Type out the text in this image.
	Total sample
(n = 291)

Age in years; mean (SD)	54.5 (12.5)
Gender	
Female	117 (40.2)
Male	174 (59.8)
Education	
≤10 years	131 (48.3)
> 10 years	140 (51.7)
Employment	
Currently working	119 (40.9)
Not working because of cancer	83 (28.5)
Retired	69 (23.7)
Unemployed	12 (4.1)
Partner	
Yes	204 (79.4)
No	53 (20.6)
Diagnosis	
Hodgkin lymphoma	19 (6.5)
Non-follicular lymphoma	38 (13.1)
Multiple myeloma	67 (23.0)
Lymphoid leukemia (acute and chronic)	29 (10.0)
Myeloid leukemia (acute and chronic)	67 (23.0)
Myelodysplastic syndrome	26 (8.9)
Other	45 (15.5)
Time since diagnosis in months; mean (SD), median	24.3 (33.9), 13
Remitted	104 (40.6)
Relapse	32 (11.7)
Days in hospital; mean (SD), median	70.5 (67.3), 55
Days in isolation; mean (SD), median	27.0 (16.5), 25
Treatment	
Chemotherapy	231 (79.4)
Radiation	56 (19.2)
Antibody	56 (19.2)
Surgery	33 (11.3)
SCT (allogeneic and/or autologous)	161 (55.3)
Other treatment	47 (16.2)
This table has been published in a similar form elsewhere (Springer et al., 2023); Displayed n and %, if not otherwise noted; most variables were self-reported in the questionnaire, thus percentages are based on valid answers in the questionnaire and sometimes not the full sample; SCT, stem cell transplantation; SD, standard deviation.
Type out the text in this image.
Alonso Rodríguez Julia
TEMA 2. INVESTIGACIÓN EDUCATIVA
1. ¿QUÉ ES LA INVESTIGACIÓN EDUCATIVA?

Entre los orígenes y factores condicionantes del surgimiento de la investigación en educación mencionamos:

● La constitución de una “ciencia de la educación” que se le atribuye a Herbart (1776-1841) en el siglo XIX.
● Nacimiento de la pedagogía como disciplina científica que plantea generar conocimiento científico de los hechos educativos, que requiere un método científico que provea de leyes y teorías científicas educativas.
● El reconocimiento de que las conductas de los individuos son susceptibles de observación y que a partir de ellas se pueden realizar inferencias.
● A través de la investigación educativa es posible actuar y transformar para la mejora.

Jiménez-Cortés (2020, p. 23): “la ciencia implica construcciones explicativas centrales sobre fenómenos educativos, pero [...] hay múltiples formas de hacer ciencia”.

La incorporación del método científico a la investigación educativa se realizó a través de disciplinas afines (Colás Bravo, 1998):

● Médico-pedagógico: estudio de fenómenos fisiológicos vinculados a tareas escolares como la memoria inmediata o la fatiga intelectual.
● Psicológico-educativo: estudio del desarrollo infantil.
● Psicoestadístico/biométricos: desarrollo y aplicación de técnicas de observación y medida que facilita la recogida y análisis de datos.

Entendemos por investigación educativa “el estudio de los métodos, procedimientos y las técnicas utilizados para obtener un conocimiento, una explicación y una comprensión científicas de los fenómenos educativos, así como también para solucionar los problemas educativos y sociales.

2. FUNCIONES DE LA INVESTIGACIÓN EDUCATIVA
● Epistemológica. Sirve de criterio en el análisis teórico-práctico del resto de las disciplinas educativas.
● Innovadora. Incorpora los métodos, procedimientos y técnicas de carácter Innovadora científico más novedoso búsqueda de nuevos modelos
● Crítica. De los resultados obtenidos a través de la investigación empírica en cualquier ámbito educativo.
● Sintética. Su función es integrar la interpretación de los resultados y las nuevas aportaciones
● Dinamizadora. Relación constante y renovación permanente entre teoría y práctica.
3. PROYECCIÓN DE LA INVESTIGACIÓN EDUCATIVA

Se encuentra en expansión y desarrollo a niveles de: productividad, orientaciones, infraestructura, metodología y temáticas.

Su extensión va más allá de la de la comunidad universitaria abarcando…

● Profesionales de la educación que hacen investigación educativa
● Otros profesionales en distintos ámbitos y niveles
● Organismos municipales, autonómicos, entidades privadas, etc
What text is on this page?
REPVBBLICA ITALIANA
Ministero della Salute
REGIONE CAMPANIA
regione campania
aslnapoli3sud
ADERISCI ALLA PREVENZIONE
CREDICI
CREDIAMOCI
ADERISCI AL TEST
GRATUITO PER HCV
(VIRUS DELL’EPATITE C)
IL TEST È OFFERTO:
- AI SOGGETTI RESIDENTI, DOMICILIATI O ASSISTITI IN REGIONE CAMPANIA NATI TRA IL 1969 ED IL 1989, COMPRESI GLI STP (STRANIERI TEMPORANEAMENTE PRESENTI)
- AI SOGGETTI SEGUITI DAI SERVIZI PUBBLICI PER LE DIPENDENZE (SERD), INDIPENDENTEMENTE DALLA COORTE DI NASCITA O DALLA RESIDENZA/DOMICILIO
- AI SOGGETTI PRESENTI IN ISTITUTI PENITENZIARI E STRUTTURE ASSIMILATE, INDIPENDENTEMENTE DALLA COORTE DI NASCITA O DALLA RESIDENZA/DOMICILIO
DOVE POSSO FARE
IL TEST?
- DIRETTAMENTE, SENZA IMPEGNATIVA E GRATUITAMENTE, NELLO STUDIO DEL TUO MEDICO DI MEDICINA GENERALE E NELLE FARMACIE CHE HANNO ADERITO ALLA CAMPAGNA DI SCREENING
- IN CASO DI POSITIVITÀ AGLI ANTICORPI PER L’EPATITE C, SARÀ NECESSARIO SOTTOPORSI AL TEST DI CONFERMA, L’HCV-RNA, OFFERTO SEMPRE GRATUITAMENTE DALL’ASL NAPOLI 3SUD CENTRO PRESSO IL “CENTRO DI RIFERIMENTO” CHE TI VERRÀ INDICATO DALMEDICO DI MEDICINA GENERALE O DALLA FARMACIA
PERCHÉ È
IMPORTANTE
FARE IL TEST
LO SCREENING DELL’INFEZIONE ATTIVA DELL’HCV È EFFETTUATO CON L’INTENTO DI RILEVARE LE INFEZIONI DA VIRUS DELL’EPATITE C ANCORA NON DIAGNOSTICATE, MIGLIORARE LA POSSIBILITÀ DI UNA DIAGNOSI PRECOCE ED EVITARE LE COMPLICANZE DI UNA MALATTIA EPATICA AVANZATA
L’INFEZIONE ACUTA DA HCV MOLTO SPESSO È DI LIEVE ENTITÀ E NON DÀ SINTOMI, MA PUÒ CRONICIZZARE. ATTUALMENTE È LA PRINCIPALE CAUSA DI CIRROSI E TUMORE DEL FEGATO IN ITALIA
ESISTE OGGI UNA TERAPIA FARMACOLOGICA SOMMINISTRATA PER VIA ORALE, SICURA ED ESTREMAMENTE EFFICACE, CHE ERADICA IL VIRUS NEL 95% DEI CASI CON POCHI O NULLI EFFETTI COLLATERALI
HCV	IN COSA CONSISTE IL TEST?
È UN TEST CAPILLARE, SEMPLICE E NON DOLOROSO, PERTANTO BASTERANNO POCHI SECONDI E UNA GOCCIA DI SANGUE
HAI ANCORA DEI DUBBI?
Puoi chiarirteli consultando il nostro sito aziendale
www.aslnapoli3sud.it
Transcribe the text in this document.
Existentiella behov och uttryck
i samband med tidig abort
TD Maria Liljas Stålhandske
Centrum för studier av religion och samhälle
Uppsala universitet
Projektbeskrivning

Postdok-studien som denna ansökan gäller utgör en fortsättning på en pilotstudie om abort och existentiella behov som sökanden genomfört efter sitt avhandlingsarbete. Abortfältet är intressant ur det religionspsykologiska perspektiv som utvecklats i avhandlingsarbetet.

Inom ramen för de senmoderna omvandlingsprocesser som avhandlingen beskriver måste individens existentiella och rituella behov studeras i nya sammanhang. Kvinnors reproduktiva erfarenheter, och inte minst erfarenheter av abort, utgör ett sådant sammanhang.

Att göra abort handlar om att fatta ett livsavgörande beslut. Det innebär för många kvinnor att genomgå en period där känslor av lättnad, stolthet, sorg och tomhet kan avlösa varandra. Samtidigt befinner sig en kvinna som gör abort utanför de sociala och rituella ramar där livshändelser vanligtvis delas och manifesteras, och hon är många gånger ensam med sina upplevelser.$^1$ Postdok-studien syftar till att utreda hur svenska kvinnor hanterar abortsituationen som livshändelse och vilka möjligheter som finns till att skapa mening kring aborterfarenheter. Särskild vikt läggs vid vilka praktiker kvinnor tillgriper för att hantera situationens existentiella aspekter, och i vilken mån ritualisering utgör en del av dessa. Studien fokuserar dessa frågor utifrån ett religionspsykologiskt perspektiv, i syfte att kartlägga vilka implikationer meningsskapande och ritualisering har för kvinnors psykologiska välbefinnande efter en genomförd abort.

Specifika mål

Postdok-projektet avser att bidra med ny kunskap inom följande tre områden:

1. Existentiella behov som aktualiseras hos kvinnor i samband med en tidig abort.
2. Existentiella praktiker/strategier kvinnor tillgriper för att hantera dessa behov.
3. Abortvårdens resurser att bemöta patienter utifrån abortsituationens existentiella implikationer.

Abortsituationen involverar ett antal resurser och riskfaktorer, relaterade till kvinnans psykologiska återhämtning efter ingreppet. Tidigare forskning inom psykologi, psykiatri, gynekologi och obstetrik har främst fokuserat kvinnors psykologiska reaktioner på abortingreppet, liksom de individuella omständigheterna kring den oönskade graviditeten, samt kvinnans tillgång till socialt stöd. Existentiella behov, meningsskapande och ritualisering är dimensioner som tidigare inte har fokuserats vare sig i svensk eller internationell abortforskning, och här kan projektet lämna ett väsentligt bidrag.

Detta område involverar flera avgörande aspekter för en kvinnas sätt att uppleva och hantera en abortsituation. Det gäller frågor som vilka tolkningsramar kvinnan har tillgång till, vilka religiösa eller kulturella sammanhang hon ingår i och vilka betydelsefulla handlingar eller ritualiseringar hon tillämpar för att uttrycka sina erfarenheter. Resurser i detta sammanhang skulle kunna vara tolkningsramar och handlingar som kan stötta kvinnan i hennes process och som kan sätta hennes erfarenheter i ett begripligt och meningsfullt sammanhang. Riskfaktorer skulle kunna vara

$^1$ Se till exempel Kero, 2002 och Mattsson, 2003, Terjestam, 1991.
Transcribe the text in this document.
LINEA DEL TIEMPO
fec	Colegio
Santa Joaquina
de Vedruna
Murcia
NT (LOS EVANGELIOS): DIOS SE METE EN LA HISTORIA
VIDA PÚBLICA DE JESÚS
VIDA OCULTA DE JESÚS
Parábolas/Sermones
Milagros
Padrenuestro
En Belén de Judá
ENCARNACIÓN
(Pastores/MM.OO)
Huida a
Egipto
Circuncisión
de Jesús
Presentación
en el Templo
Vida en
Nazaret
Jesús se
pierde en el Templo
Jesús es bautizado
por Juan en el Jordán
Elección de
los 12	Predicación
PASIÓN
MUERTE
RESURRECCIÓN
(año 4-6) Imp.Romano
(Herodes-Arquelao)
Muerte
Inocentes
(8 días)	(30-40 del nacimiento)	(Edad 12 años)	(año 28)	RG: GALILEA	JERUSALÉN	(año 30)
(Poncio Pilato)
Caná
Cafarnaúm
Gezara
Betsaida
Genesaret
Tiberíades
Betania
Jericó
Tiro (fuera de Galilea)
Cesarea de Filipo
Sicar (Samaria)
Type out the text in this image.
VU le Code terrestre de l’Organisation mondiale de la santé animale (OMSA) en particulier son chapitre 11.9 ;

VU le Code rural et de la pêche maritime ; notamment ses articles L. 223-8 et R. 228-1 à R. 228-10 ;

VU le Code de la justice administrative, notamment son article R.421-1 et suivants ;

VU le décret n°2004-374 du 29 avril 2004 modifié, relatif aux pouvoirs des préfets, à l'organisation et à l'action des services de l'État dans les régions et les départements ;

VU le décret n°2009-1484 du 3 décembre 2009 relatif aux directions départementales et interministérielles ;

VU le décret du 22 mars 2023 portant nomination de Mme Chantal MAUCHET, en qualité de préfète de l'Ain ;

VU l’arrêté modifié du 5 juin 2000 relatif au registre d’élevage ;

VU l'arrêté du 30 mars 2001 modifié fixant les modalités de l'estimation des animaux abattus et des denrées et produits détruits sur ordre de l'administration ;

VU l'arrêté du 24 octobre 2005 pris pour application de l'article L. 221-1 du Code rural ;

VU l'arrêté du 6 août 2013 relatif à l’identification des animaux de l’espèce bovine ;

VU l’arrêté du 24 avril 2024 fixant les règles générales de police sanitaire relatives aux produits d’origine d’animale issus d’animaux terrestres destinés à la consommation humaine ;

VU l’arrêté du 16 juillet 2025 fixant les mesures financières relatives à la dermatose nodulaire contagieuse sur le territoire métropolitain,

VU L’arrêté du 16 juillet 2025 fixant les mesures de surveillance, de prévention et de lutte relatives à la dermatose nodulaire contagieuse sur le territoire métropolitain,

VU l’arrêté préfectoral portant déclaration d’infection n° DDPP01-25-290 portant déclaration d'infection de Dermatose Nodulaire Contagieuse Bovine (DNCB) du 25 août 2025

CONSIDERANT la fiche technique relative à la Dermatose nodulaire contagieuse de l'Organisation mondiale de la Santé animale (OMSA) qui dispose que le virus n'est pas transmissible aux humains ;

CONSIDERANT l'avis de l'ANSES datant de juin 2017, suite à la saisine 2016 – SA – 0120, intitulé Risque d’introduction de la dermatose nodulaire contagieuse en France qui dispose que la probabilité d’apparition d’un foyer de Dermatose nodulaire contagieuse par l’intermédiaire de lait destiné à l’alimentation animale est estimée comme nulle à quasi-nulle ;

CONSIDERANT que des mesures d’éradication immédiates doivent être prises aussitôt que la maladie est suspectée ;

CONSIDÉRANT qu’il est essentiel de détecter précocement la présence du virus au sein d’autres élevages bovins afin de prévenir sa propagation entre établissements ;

## Exercise description
Each line in the listing where the word "samband" is found is to be copied.

## Answer space
i samband med tidig abort
1. Existentiella behov som aktualiseras hos kvinnor i samband med en tidig abort.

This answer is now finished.